Supplied information START
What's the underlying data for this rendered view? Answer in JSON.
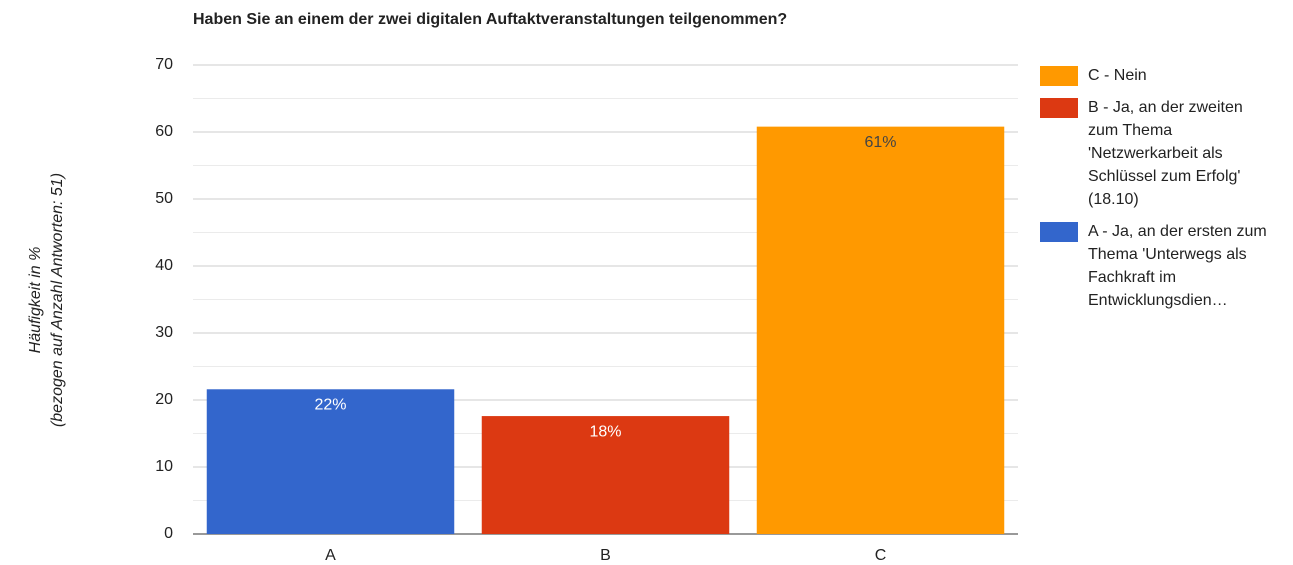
{
  "chart_data": {
    "type": "stacked_bar",
    "title": "Haben Sie an einem der zwei digitalen Auftaktveranstaltungen teilgenommen?",
    "y_label": [
      "Häufigkeit in %",
      "(bezogen auf Anzahl Antworten: 51)"
    ],
    "categories": [
      "A",
      "B",
      "C"
    ],
    "series": [
      {
        "name": "A - Ja, an der ersten zum Thema 'Unterwegs als Fachkraft im Entwicklungsdien…",
        "color": "#3366cc",
        "values": [
          21.6,
          null,
          null
        ],
        "value_labels": [
          "22%",
          null,
          null
        ]
      },
      {
        "name": "B - Ja, an der zweiten zum Thema 'Netzwerkarbeit als Schlüssel zum Erfolg' (18.10)",
        "color": "#dc3912",
        "values": [
          null,
          17.6,
          null
        ],
        "value_labels": [
          null,
          "18%",
          null
        ]
      },
      {
        "name": "C - Nein",
        "color": "#ff9900",
        "values": [
          null,
          null,
          60.8
        ],
        "value_labels": [
          null,
          null,
          "61%"
        ]
      }
    ],
    "ylim": [
      0,
      70
    ],
    "yticks": [
      0,
      10,
      20,
      30,
      40,
      50,
      60,
      70
    ],
    "minor_yticks": [
      5,
      15,
      25,
      35,
      45,
      55,
      65
    ],
    "grid": true,
    "legend": "right"
  }
}
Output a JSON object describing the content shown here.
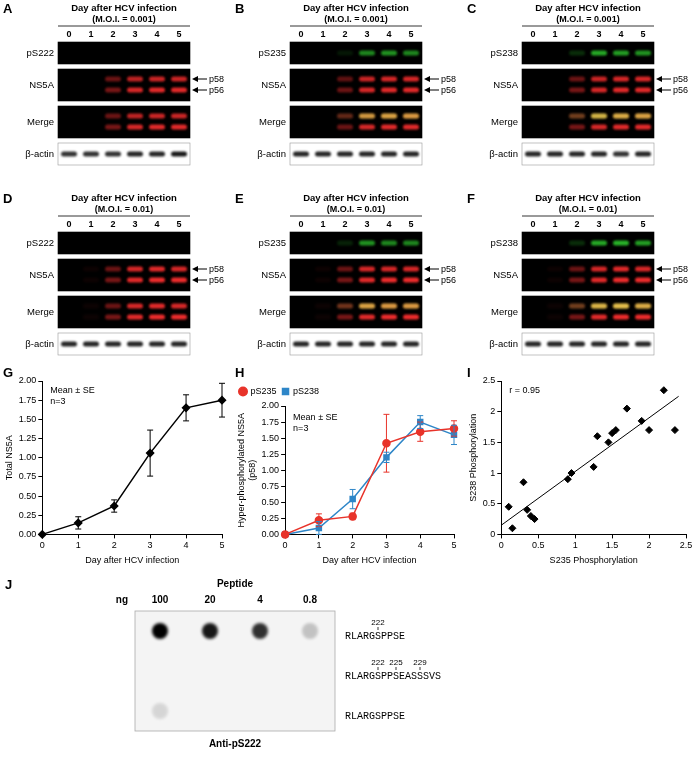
Supplied information END
Exercise: All lines above with the word "color" need to be reported.

Solution for this problem:
        "color": "#3366cc",
        "color": "#dc3912",
        "color": "#ff9900",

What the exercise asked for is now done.